= DATA PROVIDED =

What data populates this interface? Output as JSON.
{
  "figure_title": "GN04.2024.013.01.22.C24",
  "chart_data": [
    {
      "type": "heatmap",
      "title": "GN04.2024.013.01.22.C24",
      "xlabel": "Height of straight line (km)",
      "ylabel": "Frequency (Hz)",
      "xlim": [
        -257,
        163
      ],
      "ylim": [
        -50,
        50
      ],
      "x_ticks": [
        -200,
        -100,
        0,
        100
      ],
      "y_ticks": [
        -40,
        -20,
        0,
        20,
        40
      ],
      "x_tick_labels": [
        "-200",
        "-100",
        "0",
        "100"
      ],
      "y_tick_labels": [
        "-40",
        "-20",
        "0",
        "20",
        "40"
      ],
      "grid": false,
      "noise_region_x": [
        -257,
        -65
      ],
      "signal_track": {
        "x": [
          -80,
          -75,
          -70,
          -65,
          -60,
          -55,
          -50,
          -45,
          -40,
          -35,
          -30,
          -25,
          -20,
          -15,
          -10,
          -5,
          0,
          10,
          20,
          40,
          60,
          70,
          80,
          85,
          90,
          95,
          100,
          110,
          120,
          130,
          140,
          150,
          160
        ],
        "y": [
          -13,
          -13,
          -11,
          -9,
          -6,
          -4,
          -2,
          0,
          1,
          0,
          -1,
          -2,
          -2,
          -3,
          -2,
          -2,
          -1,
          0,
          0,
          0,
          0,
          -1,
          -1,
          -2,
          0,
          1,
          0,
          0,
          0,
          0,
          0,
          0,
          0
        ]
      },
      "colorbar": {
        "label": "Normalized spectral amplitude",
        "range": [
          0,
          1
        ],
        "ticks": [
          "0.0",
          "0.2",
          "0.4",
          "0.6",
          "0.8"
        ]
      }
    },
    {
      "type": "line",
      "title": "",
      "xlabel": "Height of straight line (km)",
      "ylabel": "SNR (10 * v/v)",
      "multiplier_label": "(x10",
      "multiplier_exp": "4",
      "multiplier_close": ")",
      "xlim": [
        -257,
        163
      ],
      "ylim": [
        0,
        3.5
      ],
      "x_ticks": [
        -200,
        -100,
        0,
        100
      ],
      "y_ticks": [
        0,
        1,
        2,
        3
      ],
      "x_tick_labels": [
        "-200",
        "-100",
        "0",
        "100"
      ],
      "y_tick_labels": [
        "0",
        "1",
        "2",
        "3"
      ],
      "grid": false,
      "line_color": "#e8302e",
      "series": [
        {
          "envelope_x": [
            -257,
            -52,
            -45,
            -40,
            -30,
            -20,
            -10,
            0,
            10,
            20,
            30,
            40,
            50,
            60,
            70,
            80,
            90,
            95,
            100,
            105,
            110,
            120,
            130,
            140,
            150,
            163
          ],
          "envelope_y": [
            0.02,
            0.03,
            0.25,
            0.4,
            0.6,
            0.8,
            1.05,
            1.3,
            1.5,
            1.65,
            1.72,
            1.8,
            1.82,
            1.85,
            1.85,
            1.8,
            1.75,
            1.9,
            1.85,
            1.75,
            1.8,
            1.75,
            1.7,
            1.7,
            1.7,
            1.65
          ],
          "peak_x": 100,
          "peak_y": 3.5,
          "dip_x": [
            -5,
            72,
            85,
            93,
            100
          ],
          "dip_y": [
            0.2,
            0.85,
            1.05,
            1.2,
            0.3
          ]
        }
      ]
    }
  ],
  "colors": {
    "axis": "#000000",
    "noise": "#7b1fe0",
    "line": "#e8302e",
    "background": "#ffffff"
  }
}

= WHAT THE TASK REQUIRES =
Copy all lines from the material that hold "ylabel".

= FINISHED ANSWER =
      "ylabel": "Frequency (Hz)",
      "ylabel": "SNR (10 * v/v)",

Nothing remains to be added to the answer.